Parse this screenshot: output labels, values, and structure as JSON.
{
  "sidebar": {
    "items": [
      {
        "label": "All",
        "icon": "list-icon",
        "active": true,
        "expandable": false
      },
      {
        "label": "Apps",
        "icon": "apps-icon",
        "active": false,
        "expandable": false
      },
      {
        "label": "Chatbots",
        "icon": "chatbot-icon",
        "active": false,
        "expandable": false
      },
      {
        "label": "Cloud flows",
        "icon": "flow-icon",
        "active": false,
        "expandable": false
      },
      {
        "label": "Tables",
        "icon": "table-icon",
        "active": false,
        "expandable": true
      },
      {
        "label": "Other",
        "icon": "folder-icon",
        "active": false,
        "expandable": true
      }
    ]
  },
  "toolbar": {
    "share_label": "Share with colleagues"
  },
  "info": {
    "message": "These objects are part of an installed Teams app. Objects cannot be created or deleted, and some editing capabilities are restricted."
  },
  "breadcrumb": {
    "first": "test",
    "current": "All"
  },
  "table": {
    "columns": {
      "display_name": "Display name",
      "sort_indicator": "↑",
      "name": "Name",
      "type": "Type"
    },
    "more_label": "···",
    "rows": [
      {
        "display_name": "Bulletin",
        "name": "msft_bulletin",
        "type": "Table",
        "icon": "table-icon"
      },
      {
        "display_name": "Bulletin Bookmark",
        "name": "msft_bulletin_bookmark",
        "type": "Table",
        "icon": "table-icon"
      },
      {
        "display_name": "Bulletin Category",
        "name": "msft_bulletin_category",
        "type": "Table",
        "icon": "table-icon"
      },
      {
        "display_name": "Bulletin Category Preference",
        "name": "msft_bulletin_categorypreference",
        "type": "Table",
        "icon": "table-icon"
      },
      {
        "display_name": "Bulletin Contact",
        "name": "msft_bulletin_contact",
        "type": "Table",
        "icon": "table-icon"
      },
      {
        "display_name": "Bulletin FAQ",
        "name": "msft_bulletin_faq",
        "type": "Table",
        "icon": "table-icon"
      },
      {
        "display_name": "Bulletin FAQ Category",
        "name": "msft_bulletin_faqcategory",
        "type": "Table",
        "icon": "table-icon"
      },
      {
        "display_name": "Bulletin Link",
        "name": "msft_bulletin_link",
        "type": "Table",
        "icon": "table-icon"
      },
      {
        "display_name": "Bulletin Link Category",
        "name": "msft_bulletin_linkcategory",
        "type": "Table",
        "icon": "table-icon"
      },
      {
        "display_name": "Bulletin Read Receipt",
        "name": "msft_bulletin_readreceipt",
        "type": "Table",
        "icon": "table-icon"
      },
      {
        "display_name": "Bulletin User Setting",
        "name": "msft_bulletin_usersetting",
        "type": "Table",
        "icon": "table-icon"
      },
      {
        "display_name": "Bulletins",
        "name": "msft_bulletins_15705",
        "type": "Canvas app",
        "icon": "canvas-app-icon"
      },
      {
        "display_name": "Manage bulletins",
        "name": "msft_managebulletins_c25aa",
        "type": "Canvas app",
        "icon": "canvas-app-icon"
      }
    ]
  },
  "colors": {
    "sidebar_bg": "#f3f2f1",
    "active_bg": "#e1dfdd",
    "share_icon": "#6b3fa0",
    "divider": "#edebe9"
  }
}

Your task:
Word for word, write out all of the data above.

Answer to this exercise:
Parse this screenshot: output labels, values, and structure as JSON.
{
  "sidebar": {
    "items": [
      {
        "label": "All",
        "icon": "list-icon",
        "active": true,
        "expandable": false
      },
      {
        "label": "Apps",
        "icon": "apps-icon",
        "active": false,
        "expandable": false
      },
      {
        "label": "Chatbots",
        "icon": "chatbot-icon",
        "active": false,
        "expandable": false
      },
      {
        "label": "Cloud flows",
        "icon": "flow-icon",
        "active": false,
        "expandable": false
      },
      {
        "label": "Tables",
        "icon": "table-icon",
        "active": false,
        "expandable": true
      },
      {
        "label": "Other",
        "icon": "folder-icon",
        "active": false,
        "expandable": true
      }
    ]
  },
  "toolbar": {
    "share_label": "Share with colleagues"
  },
  "info": {
    "message": "These objects are part of an installed Teams app. Objects cannot be created or deleted, and some editing capabilities are restricted."
  },
  "breadcrumb": {
    "first": "test",
    "current": "All"
  },
  "table": {
    "columns": {
      "display_name": "Display name",
      "sort_indicator": "↑",
      "name": "Name",
      "type": "Type"
    },
    "more_label": "···",
    "rows": [
      {
        "display_name": "Bulletin",
        "name": "msft_bulletin",
        "type": "Table",
        "icon": "table-icon"
      },
      {
        "display_name": "Bulletin Bookmark",
        "name": "msft_bulletin_bookmark",
        "type": "Table",
        "icon": "table-icon"
      },
      {
        "display_name": "Bulletin Category",
        "name": "msft_bulletin_category",
        "type": "Table",
        "icon": "table-icon"
      },
      {
        "display_name": "Bulletin Category Preference",
        "name": "msft_bulletin_categorypreference",
        "type": "Table",
        "icon": "table-icon"
      },
      {
        "display_name": "Bulletin Contact",
        "name": "msft_bulletin_contact",
        "type": "Table",
        "icon": "table-icon"
      },
      {
        "display_name": "Bulletin FAQ",
        "name": "msft_bulletin_faq",
        "type": "Table",
        "icon": "table-icon"
      },
      {
        "display_name": "Bulletin FAQ Category",
        "name": "msft_bulletin_faqcategory",
        "type": "Table",
        "icon": "table-icon"
      },
      {
        "display_name": "Bulletin Link",
        "name": "msft_bulletin_link",
        "type": "Table",
        "icon": "table-icon"
      },
      {
        "display_name": "Bulletin Link Category",
        "name": "msft_bulletin_linkcategory",
        "type": "Table",
        "icon": "table-icon"
      },
      {
        "display_name": "Bulletin Read Receipt",
        "name": "msft_bulletin_readreceipt",
        "type": "Table",
        "icon": "table-icon"
      },
      {
        "display_name": "Bulletin User Setting",
        "name": "msft_bulletin_usersetting",
        "type": "Table",
        "icon": "table-icon"
      },
      {
        "display_name": "Bulletins",
        "name": "msft_bulletins_15705",
        "type": "Canvas app",
        "icon": "canvas-app-icon"
      },
      {
        "display_name": "Manage bulletins",
        "name": "msft_managebulletins_c25aa",
        "type": "Canvas app",
        "icon": "canvas-app-icon"
      }
    ]
  },
  "colors": {
    "sidebar_bg": "#f3f2f1",
    "active_bg": "#e1dfdd",
    "share_icon": "#6b3fa0",
    "divider": "#edebe9"
  }
}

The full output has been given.